:: WHAT TO DO ::
Identify the lines that include the word "donc", then copy all of them.

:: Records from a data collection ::

Start

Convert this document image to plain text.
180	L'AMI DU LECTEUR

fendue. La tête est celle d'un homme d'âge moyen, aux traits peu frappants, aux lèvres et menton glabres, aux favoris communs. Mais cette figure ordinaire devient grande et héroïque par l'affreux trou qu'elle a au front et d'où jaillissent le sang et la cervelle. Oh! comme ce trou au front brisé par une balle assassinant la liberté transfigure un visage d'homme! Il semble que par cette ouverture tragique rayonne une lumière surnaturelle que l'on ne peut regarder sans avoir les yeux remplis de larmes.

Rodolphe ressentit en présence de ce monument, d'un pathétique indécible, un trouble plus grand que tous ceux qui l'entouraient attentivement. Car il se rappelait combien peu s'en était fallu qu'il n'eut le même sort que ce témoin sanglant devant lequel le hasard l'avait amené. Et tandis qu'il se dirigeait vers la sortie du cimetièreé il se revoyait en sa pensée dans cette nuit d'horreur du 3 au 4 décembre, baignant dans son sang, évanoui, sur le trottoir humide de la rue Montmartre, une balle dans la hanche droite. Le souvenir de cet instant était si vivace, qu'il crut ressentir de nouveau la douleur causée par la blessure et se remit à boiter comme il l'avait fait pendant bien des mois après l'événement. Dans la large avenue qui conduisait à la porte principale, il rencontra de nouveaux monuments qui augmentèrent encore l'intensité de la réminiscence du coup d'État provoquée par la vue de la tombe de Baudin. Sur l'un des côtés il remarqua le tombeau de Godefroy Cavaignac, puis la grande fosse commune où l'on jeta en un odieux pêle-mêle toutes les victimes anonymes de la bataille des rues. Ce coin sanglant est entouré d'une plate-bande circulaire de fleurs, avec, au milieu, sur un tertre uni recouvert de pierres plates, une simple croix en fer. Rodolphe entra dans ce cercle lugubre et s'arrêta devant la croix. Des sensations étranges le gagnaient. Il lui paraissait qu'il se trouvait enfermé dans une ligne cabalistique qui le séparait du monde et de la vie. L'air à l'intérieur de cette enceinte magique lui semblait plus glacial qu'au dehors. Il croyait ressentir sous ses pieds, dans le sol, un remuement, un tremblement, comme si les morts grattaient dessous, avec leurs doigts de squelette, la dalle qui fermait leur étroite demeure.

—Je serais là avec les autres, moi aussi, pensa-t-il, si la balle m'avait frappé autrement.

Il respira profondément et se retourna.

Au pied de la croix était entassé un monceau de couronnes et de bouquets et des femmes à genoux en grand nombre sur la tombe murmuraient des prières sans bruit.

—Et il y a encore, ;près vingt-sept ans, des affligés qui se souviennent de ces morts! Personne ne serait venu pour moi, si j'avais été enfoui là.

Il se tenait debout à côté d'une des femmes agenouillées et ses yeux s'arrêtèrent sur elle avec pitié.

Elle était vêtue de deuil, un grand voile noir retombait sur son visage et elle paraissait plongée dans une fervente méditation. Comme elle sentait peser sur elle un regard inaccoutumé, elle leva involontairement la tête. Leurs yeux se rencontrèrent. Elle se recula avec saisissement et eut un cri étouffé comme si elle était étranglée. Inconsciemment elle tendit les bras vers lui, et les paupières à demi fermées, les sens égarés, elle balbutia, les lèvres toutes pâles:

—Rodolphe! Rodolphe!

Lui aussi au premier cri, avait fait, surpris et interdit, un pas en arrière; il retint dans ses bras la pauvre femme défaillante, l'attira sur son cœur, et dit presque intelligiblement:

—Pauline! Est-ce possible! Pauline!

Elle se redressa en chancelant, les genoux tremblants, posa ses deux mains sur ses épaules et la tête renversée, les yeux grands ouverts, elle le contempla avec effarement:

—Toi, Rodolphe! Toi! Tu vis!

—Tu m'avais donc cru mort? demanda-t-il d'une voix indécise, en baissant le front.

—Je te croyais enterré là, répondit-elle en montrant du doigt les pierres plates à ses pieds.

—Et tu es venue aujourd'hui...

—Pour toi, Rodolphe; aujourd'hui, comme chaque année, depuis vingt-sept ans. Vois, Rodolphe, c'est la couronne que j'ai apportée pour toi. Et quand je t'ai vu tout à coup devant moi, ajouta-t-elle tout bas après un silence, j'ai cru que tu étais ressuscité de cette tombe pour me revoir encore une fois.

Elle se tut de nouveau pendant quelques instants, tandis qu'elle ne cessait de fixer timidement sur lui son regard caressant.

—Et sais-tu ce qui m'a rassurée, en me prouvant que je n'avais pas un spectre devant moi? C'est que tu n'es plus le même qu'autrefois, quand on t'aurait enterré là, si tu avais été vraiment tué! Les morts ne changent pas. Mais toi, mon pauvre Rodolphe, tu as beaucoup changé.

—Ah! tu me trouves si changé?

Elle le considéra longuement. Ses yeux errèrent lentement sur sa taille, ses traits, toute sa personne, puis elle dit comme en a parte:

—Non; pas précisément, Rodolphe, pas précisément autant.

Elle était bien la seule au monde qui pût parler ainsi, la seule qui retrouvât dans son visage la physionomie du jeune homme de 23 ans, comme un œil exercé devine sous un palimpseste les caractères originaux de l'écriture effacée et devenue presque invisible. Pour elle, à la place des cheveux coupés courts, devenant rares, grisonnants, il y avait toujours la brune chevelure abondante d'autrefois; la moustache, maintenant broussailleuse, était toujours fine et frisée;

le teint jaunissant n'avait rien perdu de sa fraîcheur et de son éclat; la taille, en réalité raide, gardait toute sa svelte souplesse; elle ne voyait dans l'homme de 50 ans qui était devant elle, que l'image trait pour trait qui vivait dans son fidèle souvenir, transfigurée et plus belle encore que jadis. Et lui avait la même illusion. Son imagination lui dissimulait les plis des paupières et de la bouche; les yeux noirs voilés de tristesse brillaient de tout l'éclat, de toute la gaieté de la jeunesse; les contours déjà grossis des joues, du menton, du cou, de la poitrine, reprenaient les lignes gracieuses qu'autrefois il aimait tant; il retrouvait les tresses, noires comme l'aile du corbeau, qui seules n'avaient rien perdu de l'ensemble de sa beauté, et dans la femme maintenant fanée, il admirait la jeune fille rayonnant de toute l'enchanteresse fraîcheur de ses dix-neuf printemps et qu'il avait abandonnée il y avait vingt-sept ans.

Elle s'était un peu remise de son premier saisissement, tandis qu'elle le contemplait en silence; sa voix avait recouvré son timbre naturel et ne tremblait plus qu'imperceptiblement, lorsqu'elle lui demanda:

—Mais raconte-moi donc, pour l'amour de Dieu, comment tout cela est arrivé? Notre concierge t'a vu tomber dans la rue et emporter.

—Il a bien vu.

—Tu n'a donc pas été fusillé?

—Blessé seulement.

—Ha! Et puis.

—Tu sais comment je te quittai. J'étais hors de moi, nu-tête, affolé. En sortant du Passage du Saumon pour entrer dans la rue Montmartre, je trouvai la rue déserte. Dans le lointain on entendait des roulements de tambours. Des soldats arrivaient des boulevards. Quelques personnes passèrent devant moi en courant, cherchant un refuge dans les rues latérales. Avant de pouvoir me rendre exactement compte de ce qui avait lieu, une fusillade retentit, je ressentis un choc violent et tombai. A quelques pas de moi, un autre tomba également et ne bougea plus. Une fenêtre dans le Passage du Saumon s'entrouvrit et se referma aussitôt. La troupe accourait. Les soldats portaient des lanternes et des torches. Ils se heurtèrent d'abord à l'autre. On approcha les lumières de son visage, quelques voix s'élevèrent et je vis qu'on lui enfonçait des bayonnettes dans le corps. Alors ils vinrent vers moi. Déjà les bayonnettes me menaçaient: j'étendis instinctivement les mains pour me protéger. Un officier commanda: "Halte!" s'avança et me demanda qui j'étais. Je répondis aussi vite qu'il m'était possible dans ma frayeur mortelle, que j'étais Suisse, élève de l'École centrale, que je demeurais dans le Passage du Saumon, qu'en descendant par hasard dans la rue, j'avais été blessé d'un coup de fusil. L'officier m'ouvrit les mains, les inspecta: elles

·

End
Start

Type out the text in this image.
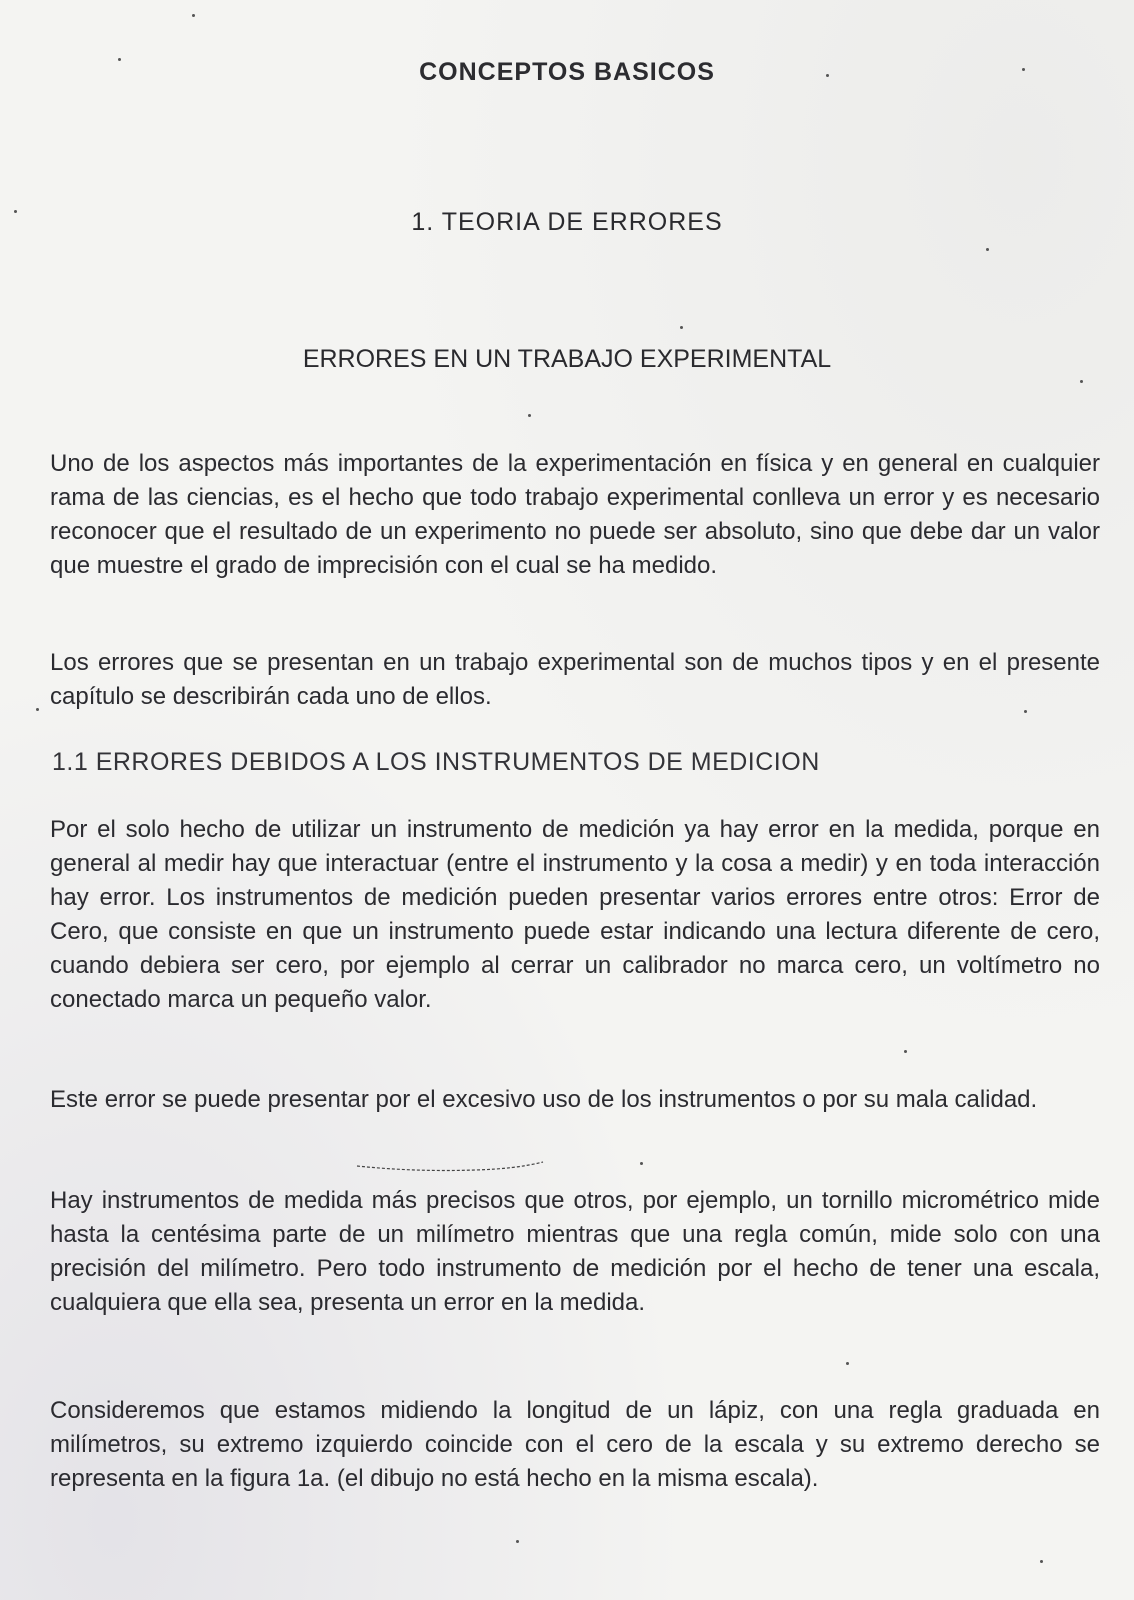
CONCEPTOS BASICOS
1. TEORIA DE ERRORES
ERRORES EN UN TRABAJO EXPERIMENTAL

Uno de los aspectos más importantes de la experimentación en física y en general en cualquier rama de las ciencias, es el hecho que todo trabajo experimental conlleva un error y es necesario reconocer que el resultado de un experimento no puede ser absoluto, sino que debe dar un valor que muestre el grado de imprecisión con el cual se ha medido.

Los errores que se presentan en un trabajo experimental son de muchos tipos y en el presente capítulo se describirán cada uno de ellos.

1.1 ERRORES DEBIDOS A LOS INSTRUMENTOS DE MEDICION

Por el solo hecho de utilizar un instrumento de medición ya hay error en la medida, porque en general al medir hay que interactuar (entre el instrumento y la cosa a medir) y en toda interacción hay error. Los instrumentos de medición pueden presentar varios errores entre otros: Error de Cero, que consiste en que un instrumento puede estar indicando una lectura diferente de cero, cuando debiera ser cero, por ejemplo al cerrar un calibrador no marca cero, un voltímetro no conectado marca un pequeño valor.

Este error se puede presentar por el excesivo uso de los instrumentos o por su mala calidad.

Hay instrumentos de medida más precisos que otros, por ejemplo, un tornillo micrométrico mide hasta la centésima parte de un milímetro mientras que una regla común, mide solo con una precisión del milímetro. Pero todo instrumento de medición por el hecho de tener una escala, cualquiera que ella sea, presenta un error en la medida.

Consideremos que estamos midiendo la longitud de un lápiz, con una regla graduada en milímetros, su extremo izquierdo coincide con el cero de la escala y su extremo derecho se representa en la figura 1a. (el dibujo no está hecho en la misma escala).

End

:: WRITTEN ANSWER ::
—Tu m'avais donc cru mort? demanda-t-il d'une voix indécise, en baissant le front.
—Mais raconte-moi donc, pour l'amour de Dieu, comment tout cela est arrivé? Notre concierge t'a vu tomber dans la rue et emporter.
—Tu n'a donc pas été fusillé?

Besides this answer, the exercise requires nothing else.